(Task to complete): Report only how many lines hold the word "from".

(Data entries):
- - -
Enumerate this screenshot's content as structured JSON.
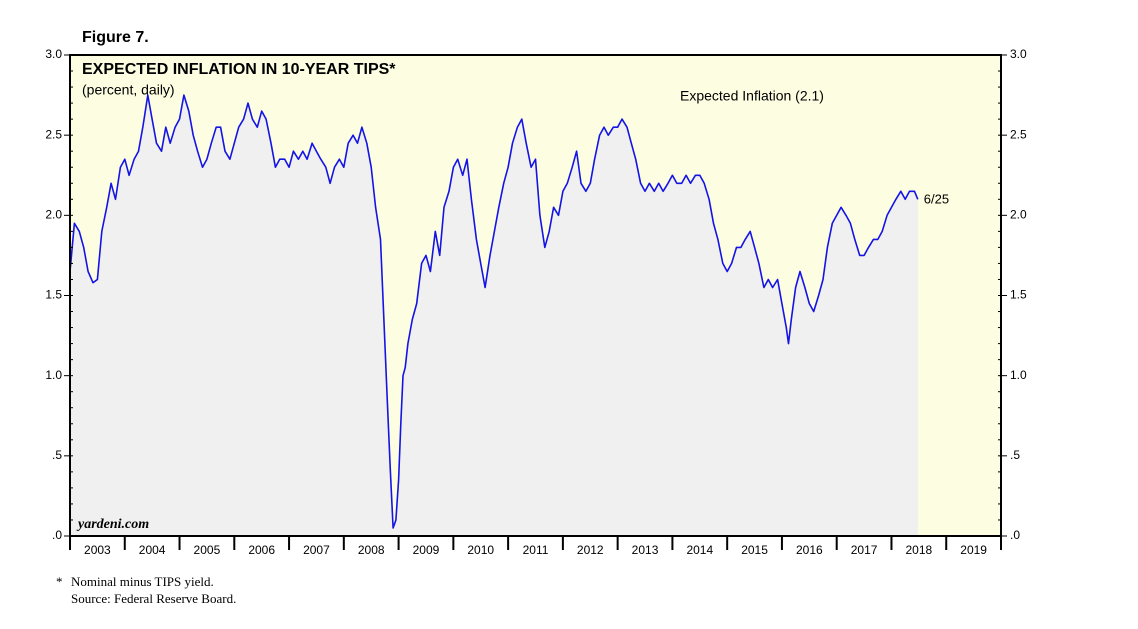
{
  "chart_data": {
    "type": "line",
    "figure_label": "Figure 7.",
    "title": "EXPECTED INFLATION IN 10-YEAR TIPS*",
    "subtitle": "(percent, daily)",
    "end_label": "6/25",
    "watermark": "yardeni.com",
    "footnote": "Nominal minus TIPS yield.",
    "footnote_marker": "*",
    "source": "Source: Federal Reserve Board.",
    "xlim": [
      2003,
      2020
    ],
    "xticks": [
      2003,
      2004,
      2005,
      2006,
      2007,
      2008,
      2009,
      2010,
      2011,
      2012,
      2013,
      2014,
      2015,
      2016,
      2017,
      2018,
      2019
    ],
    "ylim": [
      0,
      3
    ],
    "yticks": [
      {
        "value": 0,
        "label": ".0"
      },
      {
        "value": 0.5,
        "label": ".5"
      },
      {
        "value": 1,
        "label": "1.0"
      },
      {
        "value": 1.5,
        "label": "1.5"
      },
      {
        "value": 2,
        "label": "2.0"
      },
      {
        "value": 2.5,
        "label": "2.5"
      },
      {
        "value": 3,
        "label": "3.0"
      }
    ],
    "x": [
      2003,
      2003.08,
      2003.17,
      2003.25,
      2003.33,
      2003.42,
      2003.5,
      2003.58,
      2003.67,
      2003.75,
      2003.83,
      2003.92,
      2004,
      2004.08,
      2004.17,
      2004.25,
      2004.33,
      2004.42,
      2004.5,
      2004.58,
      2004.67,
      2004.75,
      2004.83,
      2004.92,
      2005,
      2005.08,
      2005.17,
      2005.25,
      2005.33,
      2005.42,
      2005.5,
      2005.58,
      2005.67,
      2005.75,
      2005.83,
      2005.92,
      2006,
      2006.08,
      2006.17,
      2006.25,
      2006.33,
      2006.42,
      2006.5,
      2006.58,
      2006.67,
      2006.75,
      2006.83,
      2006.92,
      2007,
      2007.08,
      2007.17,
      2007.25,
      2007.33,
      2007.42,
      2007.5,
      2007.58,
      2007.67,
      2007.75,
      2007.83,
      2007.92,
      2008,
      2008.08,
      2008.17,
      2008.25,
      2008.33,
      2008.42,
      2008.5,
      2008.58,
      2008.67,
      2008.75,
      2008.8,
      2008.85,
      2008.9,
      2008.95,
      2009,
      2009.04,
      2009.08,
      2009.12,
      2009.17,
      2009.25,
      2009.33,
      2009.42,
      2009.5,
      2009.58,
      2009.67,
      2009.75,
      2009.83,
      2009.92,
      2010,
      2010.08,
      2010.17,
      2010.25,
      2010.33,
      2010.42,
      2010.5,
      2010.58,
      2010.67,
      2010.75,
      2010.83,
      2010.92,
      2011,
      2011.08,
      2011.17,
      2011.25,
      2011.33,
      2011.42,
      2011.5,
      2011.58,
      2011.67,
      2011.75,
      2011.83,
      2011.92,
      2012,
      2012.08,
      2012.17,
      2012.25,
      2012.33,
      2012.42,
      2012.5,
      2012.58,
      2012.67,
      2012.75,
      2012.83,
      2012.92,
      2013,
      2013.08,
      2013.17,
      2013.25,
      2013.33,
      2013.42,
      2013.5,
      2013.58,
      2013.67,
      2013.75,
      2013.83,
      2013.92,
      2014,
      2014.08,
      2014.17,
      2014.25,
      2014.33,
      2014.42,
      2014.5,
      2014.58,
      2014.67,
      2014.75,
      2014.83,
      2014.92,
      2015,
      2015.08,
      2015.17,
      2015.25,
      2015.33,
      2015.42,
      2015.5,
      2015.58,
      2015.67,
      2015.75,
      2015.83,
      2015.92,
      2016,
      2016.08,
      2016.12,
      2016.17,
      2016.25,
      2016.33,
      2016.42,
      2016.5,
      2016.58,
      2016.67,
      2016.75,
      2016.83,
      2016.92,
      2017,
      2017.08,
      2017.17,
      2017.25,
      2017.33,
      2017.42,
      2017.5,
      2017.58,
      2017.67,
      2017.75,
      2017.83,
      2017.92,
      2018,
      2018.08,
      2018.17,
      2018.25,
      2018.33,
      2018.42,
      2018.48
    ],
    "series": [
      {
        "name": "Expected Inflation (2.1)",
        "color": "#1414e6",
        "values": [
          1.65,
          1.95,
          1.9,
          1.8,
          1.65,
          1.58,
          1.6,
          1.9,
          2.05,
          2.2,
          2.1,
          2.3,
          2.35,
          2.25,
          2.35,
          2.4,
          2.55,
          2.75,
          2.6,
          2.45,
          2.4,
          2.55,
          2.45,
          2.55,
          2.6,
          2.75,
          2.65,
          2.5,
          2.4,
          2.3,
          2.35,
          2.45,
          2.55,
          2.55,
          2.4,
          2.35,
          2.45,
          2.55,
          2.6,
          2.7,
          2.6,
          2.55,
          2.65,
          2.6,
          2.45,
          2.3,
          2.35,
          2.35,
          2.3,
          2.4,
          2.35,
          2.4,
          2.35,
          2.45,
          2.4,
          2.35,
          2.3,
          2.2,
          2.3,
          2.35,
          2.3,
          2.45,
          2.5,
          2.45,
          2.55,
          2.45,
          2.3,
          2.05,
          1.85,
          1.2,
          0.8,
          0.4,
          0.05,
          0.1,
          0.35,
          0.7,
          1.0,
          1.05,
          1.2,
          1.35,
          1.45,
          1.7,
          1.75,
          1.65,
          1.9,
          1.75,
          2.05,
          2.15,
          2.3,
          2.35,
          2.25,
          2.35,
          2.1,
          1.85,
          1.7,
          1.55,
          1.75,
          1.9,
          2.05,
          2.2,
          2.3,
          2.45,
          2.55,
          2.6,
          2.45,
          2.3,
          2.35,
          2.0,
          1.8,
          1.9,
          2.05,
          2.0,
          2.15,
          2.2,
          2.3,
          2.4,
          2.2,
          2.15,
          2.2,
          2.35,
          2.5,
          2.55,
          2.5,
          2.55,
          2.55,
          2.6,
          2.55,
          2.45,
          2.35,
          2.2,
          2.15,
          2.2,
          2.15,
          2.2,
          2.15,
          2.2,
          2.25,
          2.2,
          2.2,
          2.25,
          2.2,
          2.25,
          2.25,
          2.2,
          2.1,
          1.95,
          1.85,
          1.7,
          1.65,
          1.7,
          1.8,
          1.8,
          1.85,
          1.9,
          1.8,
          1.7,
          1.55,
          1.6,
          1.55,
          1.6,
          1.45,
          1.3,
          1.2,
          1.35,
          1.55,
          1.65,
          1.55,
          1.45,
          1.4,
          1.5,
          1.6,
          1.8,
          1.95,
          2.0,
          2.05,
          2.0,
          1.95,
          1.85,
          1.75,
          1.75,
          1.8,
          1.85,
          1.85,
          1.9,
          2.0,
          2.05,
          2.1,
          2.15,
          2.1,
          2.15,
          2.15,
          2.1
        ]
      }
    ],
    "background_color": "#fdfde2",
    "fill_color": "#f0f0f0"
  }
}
- - -
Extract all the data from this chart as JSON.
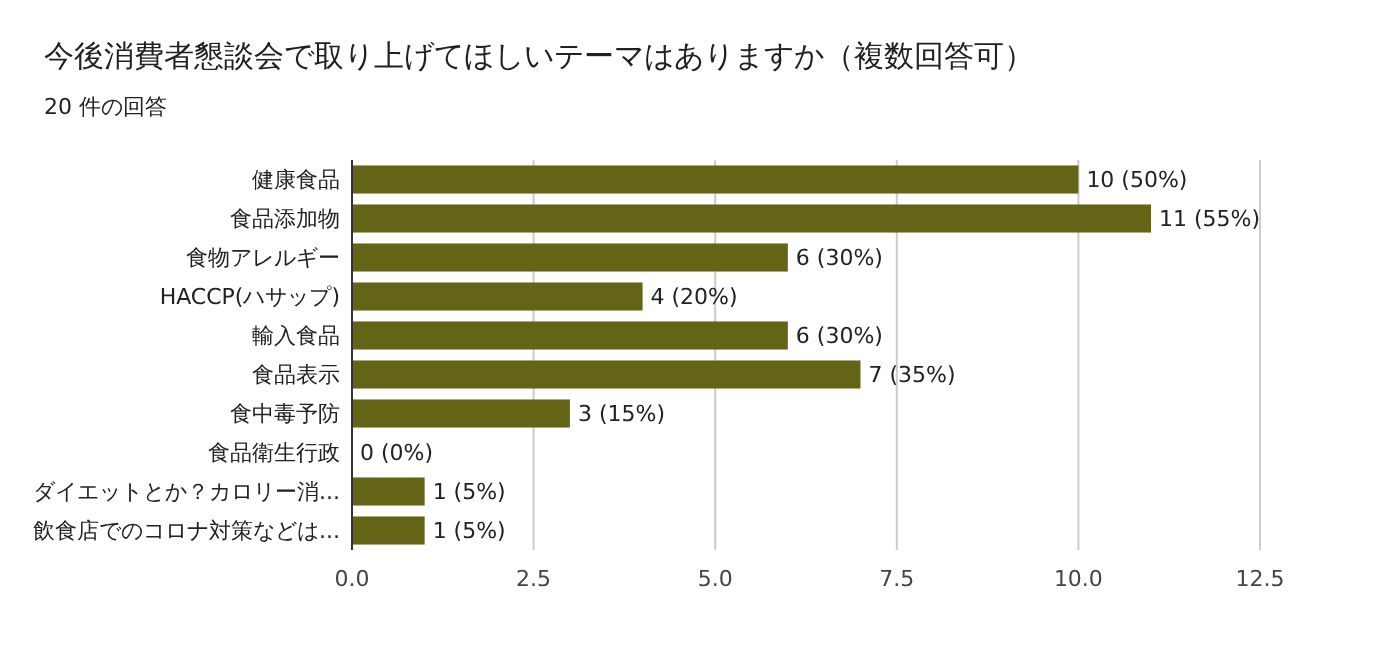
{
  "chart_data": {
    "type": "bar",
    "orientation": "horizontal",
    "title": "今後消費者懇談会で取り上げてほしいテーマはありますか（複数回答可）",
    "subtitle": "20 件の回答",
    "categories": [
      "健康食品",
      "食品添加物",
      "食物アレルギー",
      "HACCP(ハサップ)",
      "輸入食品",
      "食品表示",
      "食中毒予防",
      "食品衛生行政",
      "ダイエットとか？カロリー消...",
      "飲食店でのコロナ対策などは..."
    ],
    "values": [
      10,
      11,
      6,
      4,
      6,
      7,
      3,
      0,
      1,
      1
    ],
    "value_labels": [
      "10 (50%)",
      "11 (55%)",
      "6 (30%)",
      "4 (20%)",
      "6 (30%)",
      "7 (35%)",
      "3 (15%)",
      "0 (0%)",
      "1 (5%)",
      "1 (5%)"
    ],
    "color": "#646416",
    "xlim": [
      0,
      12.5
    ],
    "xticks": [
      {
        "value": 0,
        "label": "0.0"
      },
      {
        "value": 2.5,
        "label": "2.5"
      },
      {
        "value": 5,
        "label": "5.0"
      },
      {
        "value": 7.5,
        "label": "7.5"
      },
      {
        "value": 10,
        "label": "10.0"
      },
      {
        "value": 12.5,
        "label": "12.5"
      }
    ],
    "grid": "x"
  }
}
- - -
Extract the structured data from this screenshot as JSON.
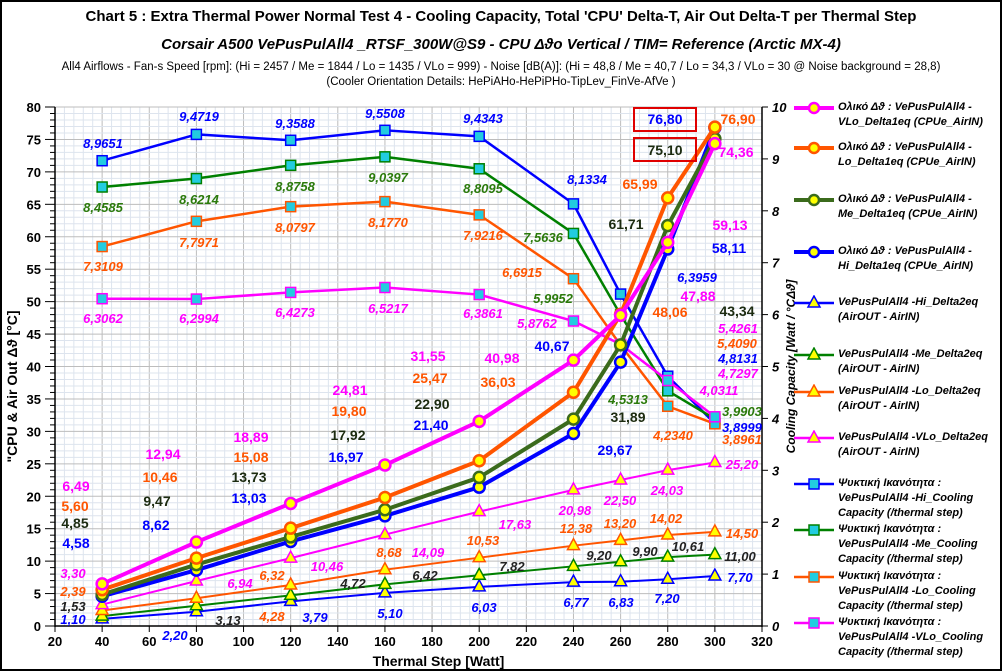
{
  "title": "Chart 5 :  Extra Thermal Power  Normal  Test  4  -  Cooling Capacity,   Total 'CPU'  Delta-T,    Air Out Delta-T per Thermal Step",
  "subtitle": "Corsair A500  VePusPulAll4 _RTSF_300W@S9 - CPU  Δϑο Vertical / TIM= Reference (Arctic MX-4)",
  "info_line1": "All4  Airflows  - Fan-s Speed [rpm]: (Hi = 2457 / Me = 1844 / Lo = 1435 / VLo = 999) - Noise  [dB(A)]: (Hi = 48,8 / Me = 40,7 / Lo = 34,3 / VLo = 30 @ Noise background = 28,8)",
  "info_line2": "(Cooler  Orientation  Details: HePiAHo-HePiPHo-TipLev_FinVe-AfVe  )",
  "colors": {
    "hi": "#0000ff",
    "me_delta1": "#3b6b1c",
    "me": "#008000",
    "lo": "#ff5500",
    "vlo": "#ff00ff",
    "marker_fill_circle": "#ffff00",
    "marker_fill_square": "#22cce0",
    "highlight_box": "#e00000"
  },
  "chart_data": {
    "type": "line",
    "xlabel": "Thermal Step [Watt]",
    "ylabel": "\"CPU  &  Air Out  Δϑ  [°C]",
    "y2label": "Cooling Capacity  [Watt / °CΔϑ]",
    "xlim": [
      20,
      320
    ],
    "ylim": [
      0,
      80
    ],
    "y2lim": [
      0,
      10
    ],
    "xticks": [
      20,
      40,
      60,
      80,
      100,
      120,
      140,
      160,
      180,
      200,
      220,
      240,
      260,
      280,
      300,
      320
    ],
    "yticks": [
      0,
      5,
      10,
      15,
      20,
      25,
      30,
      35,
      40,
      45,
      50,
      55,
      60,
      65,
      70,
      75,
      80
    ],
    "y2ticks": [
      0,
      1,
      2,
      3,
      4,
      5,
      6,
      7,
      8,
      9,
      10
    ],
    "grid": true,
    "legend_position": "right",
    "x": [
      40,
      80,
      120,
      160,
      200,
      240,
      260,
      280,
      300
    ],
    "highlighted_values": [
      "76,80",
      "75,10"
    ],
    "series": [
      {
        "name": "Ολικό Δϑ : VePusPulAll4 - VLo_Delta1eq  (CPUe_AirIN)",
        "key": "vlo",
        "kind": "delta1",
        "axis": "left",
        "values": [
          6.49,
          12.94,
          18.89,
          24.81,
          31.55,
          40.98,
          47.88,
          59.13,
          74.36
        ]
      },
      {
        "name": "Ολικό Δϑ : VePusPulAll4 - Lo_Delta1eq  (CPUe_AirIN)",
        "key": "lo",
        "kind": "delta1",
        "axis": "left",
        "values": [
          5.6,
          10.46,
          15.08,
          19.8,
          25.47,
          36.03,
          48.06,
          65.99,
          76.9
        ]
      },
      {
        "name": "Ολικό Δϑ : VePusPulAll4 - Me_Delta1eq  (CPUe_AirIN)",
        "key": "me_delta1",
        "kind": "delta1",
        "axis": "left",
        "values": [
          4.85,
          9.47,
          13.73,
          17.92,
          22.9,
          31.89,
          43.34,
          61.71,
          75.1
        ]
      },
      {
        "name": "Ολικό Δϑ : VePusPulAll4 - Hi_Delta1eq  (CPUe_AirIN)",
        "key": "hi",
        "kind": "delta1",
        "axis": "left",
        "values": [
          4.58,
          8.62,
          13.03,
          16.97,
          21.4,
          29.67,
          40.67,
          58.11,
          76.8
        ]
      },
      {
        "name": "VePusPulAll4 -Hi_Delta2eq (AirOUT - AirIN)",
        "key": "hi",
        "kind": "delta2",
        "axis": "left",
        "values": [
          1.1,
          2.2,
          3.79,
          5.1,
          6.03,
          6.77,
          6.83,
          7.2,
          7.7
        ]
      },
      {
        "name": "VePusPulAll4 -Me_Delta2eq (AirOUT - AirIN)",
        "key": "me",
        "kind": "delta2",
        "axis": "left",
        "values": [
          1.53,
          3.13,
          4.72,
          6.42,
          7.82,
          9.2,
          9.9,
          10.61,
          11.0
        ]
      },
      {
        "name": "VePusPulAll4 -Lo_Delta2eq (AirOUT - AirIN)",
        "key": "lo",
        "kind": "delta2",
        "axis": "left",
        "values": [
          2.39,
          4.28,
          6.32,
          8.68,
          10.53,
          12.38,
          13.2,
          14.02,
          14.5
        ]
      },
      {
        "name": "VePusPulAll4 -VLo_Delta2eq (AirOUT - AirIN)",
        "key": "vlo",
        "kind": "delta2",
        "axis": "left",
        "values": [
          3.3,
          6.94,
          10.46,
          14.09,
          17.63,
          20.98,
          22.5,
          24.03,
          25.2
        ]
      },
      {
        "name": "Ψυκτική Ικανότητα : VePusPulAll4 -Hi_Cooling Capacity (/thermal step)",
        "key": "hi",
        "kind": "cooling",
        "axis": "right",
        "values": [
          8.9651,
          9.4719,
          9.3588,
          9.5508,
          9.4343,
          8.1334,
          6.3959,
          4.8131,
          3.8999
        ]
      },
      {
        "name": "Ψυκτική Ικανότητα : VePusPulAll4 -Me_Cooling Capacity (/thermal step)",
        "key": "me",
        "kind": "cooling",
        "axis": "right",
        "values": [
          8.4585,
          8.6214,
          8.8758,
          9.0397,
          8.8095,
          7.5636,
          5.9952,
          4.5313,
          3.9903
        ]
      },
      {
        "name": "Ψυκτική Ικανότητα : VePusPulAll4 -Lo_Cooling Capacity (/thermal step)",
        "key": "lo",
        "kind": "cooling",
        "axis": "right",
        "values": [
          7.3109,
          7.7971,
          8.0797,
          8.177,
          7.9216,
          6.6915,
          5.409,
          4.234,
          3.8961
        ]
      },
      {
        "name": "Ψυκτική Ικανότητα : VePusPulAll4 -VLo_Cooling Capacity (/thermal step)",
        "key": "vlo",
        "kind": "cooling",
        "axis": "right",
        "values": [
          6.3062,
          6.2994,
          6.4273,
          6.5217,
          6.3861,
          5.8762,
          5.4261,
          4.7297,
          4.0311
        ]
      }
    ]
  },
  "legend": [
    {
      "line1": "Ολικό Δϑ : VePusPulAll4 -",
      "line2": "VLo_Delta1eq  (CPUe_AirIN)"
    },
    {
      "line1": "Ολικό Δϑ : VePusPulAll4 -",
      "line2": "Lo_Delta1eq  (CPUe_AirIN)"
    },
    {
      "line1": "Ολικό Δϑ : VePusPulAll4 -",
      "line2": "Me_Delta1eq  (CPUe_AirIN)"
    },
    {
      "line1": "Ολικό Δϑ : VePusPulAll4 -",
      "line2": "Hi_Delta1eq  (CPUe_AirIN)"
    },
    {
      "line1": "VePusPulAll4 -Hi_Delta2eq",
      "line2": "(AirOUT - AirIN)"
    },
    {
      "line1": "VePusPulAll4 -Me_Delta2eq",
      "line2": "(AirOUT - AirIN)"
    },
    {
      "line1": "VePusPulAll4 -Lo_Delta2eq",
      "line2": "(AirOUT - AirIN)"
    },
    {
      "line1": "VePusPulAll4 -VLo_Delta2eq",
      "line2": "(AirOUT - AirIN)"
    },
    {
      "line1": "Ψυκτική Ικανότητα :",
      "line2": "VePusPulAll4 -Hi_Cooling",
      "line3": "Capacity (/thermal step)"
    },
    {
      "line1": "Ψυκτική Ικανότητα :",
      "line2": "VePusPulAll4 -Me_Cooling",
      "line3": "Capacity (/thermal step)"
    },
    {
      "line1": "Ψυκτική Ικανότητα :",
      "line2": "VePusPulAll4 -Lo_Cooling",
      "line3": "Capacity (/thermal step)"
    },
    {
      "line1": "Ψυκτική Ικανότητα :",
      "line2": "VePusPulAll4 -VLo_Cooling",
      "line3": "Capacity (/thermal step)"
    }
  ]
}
- - -
(Worked answer): 2